**What you need to do:**
Return only the count of lines in which the word "фігури" appears.
***** Data entries *****
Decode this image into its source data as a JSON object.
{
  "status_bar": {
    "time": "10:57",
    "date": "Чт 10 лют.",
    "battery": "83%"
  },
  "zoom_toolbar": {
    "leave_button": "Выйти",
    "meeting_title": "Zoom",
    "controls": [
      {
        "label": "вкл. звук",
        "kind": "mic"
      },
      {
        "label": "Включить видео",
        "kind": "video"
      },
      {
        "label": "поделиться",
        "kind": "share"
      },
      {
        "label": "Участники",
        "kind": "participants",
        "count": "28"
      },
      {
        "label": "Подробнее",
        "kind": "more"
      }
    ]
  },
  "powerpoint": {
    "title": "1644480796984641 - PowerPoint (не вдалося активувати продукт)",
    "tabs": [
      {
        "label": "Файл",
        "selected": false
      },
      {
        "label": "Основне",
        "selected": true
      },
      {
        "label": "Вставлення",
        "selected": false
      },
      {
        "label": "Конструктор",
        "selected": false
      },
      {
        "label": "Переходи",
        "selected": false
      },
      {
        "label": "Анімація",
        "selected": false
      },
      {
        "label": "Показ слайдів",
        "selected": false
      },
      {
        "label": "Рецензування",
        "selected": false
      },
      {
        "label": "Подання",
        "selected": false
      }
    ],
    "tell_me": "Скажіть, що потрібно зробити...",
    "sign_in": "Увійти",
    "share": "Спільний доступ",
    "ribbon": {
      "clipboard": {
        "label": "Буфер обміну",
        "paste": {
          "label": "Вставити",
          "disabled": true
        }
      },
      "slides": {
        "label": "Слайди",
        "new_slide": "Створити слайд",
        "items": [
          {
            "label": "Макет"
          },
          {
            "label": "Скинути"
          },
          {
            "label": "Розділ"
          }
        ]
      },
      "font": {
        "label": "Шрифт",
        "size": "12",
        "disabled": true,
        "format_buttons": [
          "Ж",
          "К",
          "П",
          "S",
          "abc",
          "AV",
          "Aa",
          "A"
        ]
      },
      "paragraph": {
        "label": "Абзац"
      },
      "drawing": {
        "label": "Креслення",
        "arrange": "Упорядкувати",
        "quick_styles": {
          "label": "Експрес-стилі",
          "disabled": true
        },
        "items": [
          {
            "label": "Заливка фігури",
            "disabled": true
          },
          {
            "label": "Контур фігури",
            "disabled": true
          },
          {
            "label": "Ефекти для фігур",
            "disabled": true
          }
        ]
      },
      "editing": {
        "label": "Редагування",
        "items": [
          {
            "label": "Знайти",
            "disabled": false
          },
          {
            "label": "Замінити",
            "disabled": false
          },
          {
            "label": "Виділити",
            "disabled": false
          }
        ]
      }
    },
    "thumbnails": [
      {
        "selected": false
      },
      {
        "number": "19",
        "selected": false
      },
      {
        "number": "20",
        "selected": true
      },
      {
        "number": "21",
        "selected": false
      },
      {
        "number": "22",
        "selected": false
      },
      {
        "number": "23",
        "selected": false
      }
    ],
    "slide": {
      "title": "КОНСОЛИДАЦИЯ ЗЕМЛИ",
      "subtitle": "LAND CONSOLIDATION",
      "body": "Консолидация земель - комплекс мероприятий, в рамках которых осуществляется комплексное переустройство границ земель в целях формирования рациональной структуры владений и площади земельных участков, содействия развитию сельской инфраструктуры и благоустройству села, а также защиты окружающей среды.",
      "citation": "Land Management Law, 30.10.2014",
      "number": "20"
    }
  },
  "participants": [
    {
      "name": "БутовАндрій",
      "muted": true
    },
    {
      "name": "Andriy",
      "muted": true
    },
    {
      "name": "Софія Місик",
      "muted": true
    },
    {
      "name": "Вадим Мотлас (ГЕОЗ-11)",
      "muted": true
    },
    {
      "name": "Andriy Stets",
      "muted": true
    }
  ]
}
*****
**Problem solution:**
2